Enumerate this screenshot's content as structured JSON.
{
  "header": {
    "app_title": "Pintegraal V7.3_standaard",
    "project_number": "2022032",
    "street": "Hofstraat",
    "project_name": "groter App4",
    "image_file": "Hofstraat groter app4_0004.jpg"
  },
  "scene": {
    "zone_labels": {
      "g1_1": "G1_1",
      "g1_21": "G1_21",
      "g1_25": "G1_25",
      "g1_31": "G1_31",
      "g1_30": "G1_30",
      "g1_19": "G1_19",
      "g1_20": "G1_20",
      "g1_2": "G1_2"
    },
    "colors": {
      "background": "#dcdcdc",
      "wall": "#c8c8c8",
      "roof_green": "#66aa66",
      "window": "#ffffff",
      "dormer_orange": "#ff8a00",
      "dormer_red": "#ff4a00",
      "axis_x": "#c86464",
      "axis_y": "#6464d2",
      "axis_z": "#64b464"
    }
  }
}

########################################

## [REQUIRED TASK]
Set out every line from the material that contains the string "groter".

## [RESULT]
    "project_name": "groter App4",
    "image_file": "Hofstraat groter app4_0004.jpg"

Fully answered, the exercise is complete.